━━ Übungstext ━━

Montag, 31. Januar 2011

Kehrtwende in der Rentenpolitik

Kehrtwende in der Rentenpolitik - Gesetzliche Rente - FOCUS Online                            
Die Regierung will rüstigen Rentnern künftig erlauben, ihre Rente bis zur Höhe des letzten Bruttos durch Nebenjobs aufzubessern. Ohne Abschläge. Das soll nicht nur den Lebensstandard heben – auch die Wirtschaft könnte profitieren.
Viele jüngere Ruheständler können ihre Altersrente nach „Bild“-Informationen künftig deutlich stärker aufbessern als bisher. Wie die Zeitung in ihrer Montagausgabe unter Berufung auf die FDP berichtet, hat sich die schwarz-gelbe Koalition auf eine Änderung der Zuverdienstgrenzen verständigt. Die Neuregelung gilt demnach für alle, die beim Eintritt in die Altersrente jünger als 65 Jahre sind. Sie sollen künftig mit Rente und Zuverdienst maximal das letzte Bruttogehalt erreichen dürfen. Die Änderung soll bis Ende 2011 umgesetzt werden.

━━━
━━ Erfasste Daten ━━

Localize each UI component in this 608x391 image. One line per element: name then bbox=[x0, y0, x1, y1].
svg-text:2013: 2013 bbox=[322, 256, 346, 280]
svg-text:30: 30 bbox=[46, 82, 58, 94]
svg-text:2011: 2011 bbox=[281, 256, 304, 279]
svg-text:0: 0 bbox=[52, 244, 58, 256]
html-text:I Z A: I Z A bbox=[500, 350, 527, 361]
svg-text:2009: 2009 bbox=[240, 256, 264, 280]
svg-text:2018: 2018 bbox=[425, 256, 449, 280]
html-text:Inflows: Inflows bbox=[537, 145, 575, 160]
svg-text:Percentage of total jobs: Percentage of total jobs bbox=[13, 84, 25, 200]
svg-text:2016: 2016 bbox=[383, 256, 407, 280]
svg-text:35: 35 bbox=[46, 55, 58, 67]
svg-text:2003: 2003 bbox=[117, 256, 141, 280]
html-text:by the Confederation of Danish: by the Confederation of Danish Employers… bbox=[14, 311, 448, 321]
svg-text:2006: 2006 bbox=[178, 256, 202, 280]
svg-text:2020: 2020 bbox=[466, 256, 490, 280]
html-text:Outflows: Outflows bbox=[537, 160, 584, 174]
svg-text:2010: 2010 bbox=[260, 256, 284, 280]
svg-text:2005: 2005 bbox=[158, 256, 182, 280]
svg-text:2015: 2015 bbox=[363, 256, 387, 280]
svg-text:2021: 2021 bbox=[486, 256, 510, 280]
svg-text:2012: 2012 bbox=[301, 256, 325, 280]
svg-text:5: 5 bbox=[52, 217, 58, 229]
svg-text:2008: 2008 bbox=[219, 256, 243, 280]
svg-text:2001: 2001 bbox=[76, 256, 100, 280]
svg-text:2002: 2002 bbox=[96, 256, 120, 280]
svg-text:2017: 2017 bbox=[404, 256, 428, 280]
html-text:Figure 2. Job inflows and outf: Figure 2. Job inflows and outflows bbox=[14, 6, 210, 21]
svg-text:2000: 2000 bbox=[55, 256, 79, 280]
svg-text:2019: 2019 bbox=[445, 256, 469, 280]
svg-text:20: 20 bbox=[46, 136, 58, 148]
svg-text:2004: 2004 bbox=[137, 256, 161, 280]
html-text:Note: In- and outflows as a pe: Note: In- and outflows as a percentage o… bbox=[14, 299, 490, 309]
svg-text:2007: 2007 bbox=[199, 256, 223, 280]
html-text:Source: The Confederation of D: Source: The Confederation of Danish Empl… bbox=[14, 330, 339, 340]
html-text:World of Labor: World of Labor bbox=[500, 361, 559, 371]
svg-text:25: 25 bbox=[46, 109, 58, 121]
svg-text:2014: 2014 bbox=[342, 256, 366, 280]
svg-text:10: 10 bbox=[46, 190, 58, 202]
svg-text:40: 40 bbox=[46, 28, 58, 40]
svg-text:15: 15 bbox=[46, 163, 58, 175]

━━━

## Aufgabe
Welche Medien und Parteien nennt der Text zur Rentenpolitik namentlich? Die Einträge stammen aus einer anderen Quelle.

## Antwort
FOCUS Online, „Bild“, FDP